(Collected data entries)
☆ ☆ ☆ ☆

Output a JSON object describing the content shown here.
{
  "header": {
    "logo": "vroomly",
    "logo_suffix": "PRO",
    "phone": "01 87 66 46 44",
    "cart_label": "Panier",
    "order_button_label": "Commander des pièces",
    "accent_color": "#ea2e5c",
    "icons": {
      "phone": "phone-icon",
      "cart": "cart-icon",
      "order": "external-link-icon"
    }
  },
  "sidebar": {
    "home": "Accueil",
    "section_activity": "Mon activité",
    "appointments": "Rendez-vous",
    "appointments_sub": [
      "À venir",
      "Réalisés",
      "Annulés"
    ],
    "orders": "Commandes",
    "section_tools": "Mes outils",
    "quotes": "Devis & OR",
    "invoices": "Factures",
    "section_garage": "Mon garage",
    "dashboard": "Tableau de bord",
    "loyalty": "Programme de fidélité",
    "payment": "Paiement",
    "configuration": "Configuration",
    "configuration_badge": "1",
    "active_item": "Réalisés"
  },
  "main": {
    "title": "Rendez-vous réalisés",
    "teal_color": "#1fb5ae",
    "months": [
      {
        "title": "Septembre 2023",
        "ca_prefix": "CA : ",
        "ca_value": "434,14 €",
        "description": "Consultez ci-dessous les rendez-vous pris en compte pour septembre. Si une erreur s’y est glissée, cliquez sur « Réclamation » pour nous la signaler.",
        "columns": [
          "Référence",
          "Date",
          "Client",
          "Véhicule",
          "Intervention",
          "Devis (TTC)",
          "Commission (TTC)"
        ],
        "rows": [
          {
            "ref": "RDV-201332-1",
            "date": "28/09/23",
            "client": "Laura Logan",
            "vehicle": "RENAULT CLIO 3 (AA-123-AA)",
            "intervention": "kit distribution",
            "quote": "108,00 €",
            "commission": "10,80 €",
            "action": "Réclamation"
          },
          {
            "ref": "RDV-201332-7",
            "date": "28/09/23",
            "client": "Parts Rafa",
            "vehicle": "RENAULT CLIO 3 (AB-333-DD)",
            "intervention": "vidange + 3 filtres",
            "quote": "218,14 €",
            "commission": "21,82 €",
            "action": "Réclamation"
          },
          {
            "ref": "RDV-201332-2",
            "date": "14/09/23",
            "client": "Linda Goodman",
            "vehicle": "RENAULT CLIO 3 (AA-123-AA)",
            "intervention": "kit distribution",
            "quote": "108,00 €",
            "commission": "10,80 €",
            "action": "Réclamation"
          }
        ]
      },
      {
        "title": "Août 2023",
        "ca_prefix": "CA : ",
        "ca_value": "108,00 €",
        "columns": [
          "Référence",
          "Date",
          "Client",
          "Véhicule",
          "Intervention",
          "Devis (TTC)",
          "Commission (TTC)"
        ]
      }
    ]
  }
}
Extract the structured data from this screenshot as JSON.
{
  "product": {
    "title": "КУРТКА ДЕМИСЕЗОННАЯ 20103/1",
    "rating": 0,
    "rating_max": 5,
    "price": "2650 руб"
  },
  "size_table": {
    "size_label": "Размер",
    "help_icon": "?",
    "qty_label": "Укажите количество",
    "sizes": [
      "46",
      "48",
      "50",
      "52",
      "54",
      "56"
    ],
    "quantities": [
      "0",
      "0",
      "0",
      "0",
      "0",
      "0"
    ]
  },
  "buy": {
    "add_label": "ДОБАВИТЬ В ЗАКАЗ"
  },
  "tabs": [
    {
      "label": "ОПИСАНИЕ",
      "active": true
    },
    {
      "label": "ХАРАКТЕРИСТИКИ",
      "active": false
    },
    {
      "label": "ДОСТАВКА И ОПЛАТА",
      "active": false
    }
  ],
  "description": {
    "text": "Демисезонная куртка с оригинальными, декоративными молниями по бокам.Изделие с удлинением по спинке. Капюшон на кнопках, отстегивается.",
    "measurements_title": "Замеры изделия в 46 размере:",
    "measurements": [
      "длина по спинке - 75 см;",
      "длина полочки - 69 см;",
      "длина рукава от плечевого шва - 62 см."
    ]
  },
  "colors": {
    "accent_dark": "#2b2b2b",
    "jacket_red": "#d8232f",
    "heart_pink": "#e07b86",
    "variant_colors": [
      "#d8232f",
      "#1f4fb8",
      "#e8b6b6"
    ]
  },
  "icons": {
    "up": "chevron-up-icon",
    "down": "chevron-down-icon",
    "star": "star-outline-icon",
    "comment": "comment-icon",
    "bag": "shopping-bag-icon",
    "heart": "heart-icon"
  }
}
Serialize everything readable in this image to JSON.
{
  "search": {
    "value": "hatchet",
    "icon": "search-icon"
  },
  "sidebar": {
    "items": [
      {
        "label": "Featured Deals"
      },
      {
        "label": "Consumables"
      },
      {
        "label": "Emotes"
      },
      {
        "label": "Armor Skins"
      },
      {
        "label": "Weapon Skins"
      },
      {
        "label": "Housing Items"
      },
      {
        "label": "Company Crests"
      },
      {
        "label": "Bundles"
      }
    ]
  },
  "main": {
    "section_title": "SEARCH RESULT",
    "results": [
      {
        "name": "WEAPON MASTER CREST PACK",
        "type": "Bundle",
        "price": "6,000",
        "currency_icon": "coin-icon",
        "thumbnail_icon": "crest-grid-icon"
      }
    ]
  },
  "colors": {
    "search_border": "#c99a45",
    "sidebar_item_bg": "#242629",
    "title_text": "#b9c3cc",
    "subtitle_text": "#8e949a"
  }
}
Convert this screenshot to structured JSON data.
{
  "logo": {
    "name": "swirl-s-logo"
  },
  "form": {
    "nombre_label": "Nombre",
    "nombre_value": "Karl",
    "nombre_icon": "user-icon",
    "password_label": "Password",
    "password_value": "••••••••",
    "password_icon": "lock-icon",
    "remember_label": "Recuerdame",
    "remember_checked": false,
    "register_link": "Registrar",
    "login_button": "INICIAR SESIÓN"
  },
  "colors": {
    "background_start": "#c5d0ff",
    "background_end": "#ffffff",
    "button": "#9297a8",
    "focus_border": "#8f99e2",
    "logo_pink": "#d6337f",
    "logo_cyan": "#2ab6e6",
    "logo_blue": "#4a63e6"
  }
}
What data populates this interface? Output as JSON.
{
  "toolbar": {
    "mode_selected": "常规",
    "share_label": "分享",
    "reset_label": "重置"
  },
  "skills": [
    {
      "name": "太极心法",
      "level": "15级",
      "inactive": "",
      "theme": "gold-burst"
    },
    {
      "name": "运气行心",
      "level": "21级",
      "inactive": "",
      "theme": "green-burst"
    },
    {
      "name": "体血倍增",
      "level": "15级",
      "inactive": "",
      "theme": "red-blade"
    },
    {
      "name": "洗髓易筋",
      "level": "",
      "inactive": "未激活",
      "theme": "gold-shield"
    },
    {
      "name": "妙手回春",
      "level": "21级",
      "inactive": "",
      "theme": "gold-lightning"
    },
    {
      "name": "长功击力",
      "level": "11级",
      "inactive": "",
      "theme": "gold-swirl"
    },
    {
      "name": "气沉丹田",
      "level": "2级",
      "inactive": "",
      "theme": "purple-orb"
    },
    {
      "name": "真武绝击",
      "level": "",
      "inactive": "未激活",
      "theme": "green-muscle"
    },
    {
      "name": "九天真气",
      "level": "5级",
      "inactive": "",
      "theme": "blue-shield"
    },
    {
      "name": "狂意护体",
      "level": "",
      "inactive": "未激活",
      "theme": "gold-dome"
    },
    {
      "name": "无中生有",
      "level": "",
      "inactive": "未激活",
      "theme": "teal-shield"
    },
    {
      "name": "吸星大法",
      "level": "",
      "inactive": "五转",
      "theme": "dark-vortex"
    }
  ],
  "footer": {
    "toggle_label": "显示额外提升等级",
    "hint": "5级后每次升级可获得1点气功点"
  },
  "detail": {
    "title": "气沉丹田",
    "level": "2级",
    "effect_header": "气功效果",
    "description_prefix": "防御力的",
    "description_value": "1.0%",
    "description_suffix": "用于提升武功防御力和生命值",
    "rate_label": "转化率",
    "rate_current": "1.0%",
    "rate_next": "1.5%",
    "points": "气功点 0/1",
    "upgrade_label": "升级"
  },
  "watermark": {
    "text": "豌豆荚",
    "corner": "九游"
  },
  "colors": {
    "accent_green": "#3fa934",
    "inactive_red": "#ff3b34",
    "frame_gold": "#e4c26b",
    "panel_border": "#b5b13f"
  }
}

☆ ☆ ☆ ☆

TASK TO CARRY OUT - Among the lines of the data above, determine how many contain the word "JSON". Report the number alone.

FINISHED EXERCISE - 5